> **What is needed**
In the listing below, count the lines containing the string "agent" and state only the number.

[Collection entries]
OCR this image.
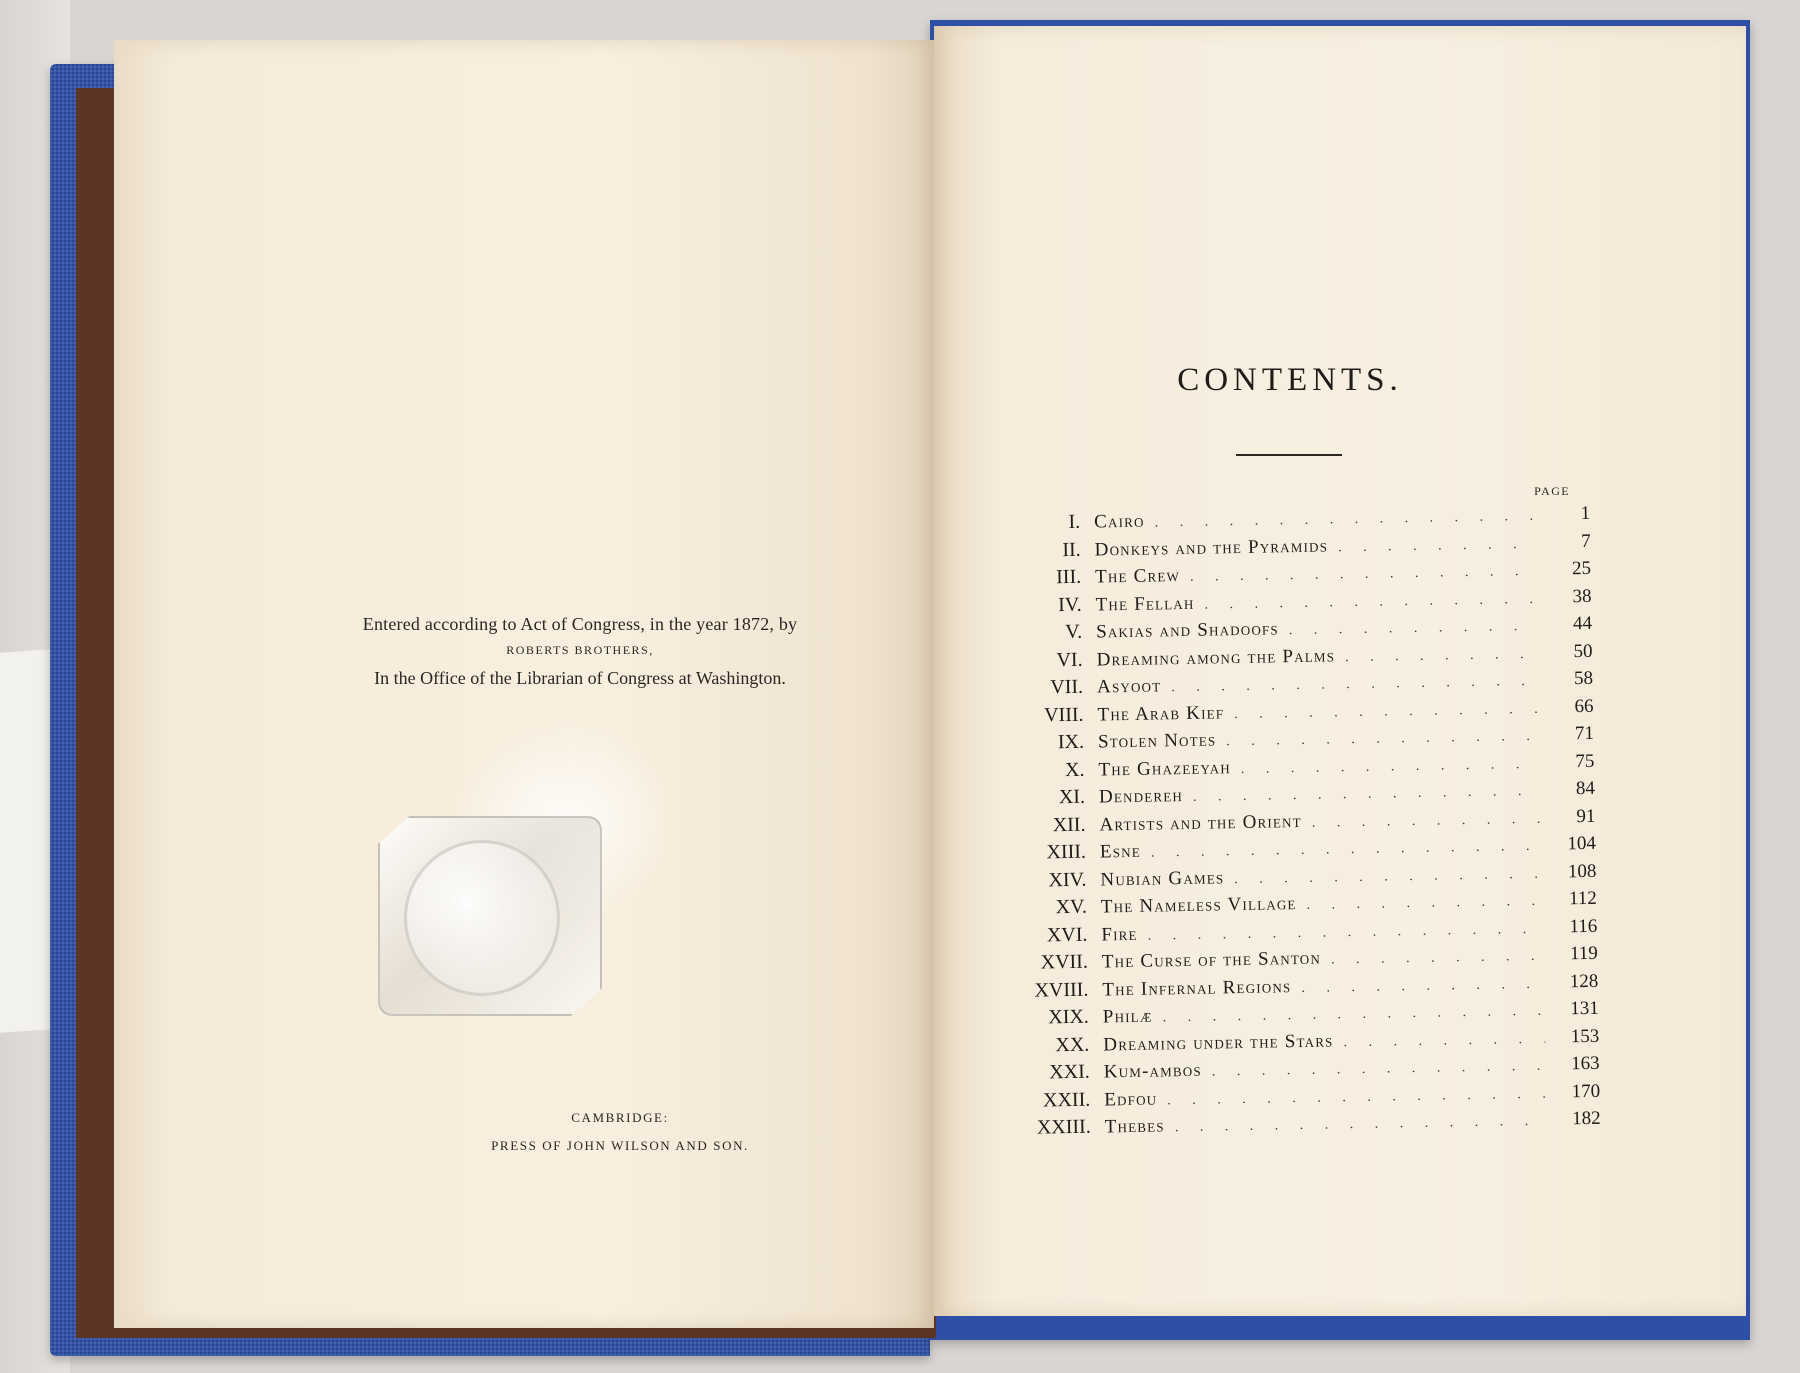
Entered according to Act of Congress, in the year 1872, by
ROBERTS BROTHERS,
In the Office of the Librarian of Congress at Washington.
CAMBRIDGE:
PRESS OF JOHN WILSON AND SON.
CONTENTS.
PAGE
I. Cairo . . .	1
II. Donkeys and the Pyramids . . .	7
III. The Crew . . .	25
IV. The Fellah . . .	38
V. Sakias and Shadoofs . . .	44
VI. Dreaming among the Palms . . .	50
VII. Asyoot . . .	58
VIII. The Arab Kief . . .	66
IX. Stolen Notes . . .	71
X. The Ghazeeyah . . .	75
XI. Dendereh . . .	84
XII. Artists and the Orient . . .	91
XIII. Esne . . .	104
XIV. Nubian Games . . .	108
XV. The Nameless Village . . .	112
XVI. Fire . . .	116
XVII. The Curse of the Santon . . .	119
XVIII. The Infernal Regions . . .	128
XIX. Philæ . . .	131
XX. Dreaming under the Stars . . .	153
XXI. Kum-ambos . . .	163
XXII. Edfou . . .	170
XXIII. Thebes . . .	182
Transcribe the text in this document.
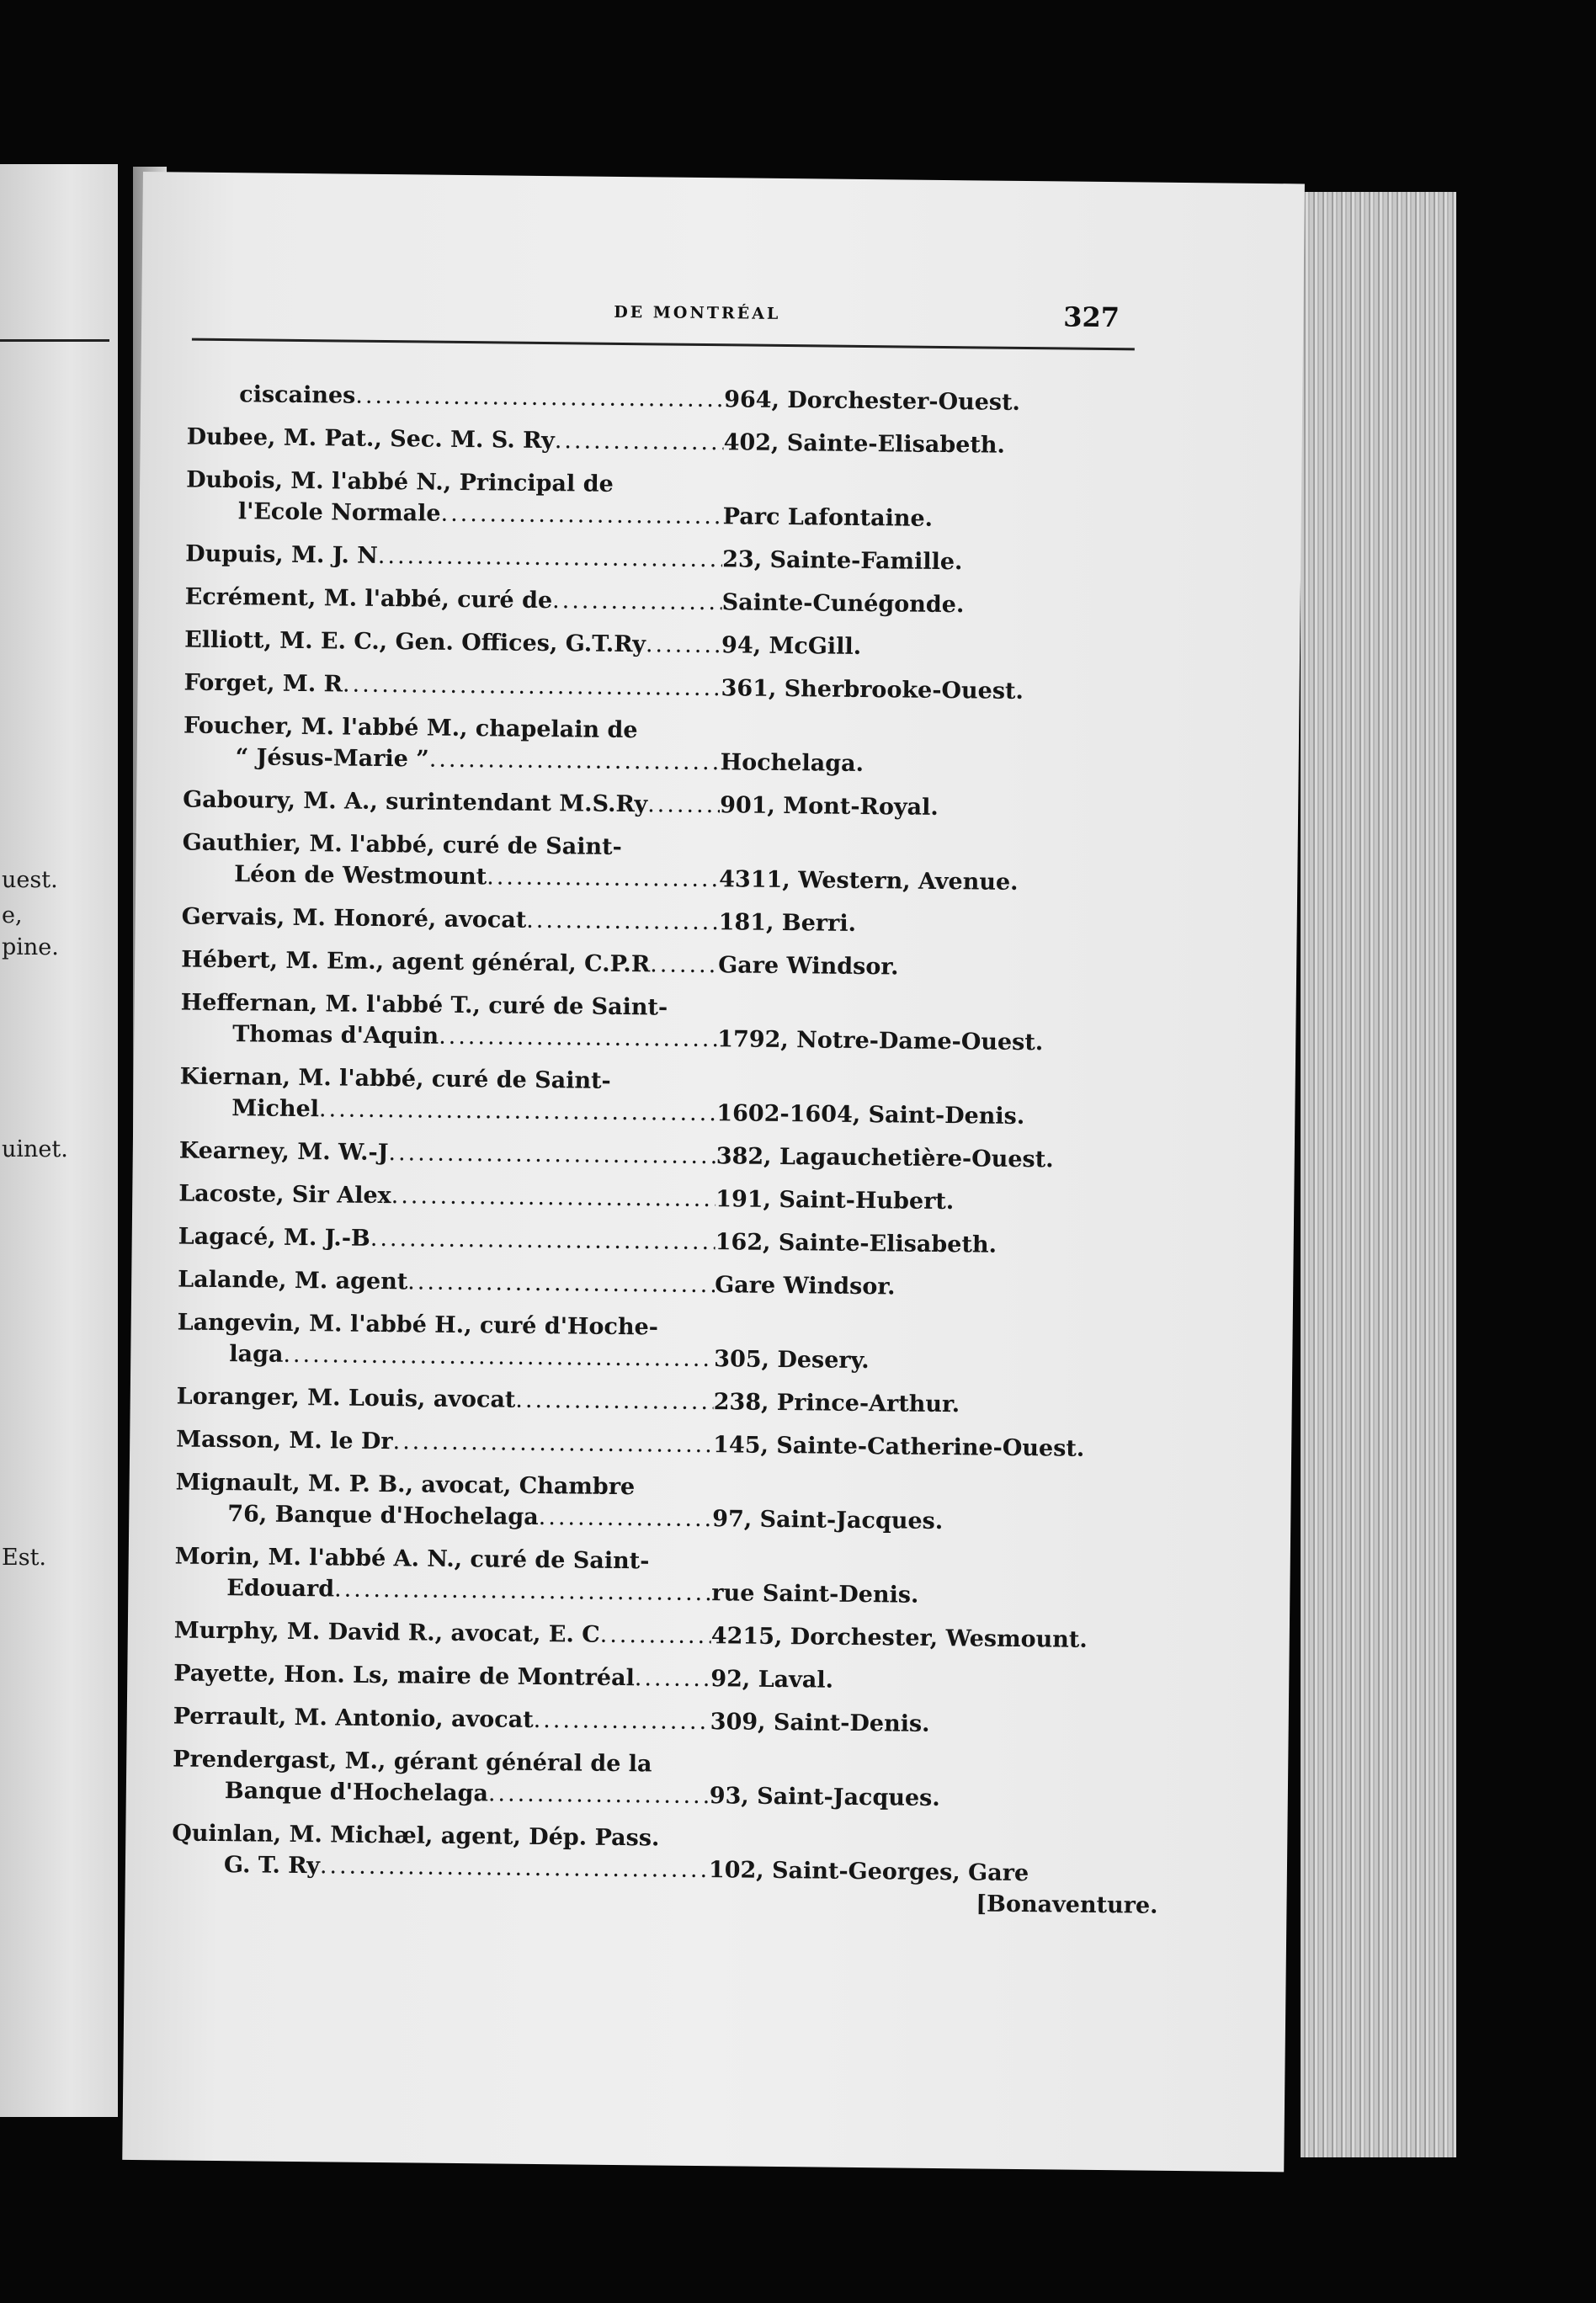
uest.
e,
pine.
uinet.
Est.
DE MONTRÉAL	327
ciscaines .....	964, Dorchester-Ouest.
Dubee, M. Pat., Sec. M. S. Ry .....	402, Sainte-Elisabeth.
Dubois, M. l'abbé N., Principal de
l'Ecole Normale .....	Parc Lafontaine.
Dupuis, M. J. N .....	23, Sainte-Famille.
Ecrément, M. l'abbé, curé de .....	Sainte-Cunégonde.
Elliott, M. E. C., Gen. Offices, G.T.Ry .....	94, McGill.
Forget, M. R .....	361, Sherbrooke-Ouest.
Foucher, M. l'abbé M., chapelain de
“ Jésus-Marie ” .....	Hochelaga.
Gaboury, M. A., surintendant M.S.Ry .....	901, Mont-Royal.
Gauthier, M. l'abbé, curé de Saint-
Léon de Westmount .....	4311, Western, Avenue.
Gervais, M. Honoré, avocat .....	181, Berri.
Hébert, M. Em., agent général, C.P.R .....	Gare Windsor.
Heffernan, M. l'abbé T., curé de Saint-
Thomas d'Aquin .....	1792, Notre-Dame-Ouest.
Kiernan, M. l'abbé, curé de Saint-
Michel .....	1602-1604, Saint-Denis.
Kearney, M. W.-J .....	382, Lagauchetière-Ouest.
Lacoste, Sir Alex .....	191, Saint-Hubert.
Lagacé, M. J.-B .....	162, Sainte-Elisabeth.
Lalande, M. agent .....	Gare Windsor.
Langevin, M. l'abbé H., curé d'Hoche-
laga .....	305, Desery.
Loranger, M. Louis, avocat .....	238, Prince-Arthur.
Masson, M. le Dr .....	145, Sainte-Catherine-Ouest.
Mignault, M. P. B., avocat, Chambre
76, Banque d'Hochelaga .....	97, Saint-Jacques.
Morin, M. l'abbé A. N., curé de Saint-
Edouard .....	rue Saint-Denis.
Murphy, M. David R., avocat, E. C .....	4215, Dorchester, Wesmount.
Payette, Hon. Ls, maire de Montréal .....	92, Laval.
Perrault, M. Antonio, avocat .....	309, Saint-Denis.
Prendergast, M., gérant général de la
Banque d'Hochelaga .....	93, Saint-Jacques.
Quinlan, M. Michæl, agent, Dép. Pass.
G. T. Ry .....	102, Saint-Georges, Gare
[Bonaventure.
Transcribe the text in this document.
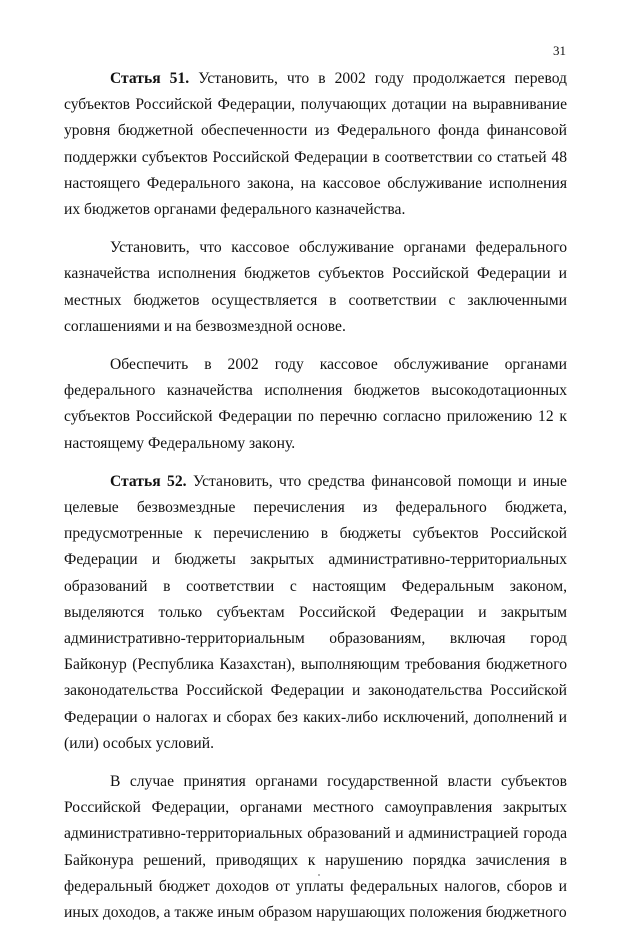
31

Статья 51. Установить, что в 2002 году продолжается перевод субъектов Российской Федерации, получающих дотации на выравнивание уровня бюджетной обеспеченности из Федерального фонда финансовой поддержки субъектов Российской Федерации в соответствии со статьей 48 настоящего Федерального закона, на кассовое обслуживание исполнения их бюджетов органами федерального казначейства.

Установить, что кассовое обслуживание органами федерального казначейства исполнения бюджетов субъектов Российской Федерации и местных бюджетов осуществляется в соответствии с заключенными соглашениями и на безвозмездной основе.

Обеспечить в 2002 году кассовое обслуживание органами федерального казначейства исполнения бюджетов высокодотационных субъектов Российской Федерации по перечню согласно приложению 12 к настоящему Федеральному закону.

Статья 52. Установить, что средства финансовой помощи и иные целевые безвозмездные перечисления из федерального бюджета, предусмотренные к перечислению в бюджеты субъектов Российской Федерации и бюджеты закрытых административно-территориальных образований в соответствии с настоящим Федеральным законом, выделяются только субъектам Российской Федерации и закрытым административно-территориальным образованиям, включая город Байконур (Республика Казахстан), выполняющим требования бюджетного законодательства Российской Федерации и законодательства Российской Федерации о налогах и сборах без каких-либо исключений, дополнений и (или) особых условий.

В случае принятия органами государственной власти субъектов Российской Федерации, органами местного самоуправления закрытых административно-территориальных образований и администрацией города Байконура решений, приводящих к нарушению порядка зачисления в федеральный бюджет доходов от уплаты федеральных налогов, сборов и иных доходов, а также иным образом нарушающих положения бюджетного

> **Result**
3